Record list:
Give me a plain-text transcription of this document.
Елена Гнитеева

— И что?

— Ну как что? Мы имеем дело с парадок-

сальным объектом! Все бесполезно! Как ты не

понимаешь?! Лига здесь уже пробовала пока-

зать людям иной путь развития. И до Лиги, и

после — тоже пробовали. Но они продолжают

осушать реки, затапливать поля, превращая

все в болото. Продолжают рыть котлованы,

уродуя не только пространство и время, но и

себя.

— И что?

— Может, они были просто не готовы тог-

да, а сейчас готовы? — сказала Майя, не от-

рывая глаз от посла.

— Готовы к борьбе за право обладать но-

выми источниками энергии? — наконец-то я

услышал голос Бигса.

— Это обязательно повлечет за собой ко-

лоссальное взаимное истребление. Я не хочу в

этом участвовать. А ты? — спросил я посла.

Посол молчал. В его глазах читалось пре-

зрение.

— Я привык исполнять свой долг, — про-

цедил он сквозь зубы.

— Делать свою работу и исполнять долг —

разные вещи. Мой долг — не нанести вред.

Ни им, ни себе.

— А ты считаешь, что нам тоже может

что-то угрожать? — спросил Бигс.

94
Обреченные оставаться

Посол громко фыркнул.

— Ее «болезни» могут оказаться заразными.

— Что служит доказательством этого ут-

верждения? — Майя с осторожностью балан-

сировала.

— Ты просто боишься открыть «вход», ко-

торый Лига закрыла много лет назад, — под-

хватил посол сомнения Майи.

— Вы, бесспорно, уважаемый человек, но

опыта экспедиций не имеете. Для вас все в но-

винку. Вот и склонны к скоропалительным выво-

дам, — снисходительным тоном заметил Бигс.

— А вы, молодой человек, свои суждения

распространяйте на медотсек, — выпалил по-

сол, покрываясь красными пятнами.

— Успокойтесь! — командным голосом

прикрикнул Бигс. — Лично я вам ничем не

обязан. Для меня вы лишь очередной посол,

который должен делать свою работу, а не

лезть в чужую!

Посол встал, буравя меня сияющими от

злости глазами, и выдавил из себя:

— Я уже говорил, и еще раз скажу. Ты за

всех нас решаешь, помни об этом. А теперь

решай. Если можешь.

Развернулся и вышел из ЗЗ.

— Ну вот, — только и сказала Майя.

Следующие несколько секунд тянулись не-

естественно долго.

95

Written task:
Copy the material above verbatim.

The solution:
Give me a plain-text transcription of this document.
Елена Гнитеева

— И что?

— Ну как что? Мы имеем дело с парадок-

сальным объектом! Все бесполезно! Как ты не

понимаешь?! Лига здесь уже пробовала пока-

зать людям иной путь развития. И до Лиги, и

после — тоже пробовали. Но они продолжают

осушать реки, затапливать поля, превращая

все в болото. Продолжают рыть котлованы,

уродуя не только пространство и время, но и

себя.

— И что?

— Может, они были просто не готовы тог-

да, а сейчас готовы? — сказала Майя, не от-

рывая глаз от посла.

— Готовы к борьбе за право обладать но-

выми источниками энергии? — наконец-то я

услышал голос Бигса.

— Это обязательно повлечет за собой ко-

лоссальное взаимное истребление. Я не хочу в

этом участвовать. А ты? — спросил я посла.

Посол молчал. В его глазах читалось пре-

зрение.

— Я привык исполнять свой долг, — про-

цедил он сквозь зубы.

— Делать свою работу и исполнять долг —

разные вещи. Мой долг — не нанести вред.

Ни им, ни себе.

— А ты считаешь, что нам тоже может

что-то угрожать? — спросил Бигс.

94
Обреченные оставаться

Посол громко фыркнул.

— Ее «болезни» могут оказаться заразными.

— Что служит доказательством этого ут-

верждения? — Майя с осторожностью балан-

сировала.

— Ты просто боишься открыть «вход», ко-

торый Лига закрыла много лет назад, — под-

хватил посол сомнения Майи.

— Вы, бесспорно, уважаемый человек, но

опыта экспедиций не имеете. Для вас все в но-

винку. Вот и склонны к скоропалительным выво-

дам, — снисходительным тоном заметил Бигс.

— А вы, молодой человек, свои суждения

распространяйте на медотсек, — выпалил по-

сол, покрываясь красными пятнами.

— Успокойтесь! — командным голосом

прикрикнул Бигс. — Лично я вам ничем не

обязан. Для меня вы лишь очередной посол,

который должен делать свою работу, а не

лезть в чужую!

Посол встал, буравя меня сияющими от

злости глазами, и выдавил из себя:

— Я уже говорил, и еще раз скажу. Ты за

всех нас решаешь, помни об этом. А теперь

решай. Если можешь.

Развернулся и вышел из ЗЗ.

— Ну вот, — только и сказала Майя.

Следующие несколько секунд тянулись не-

естественно долго.

95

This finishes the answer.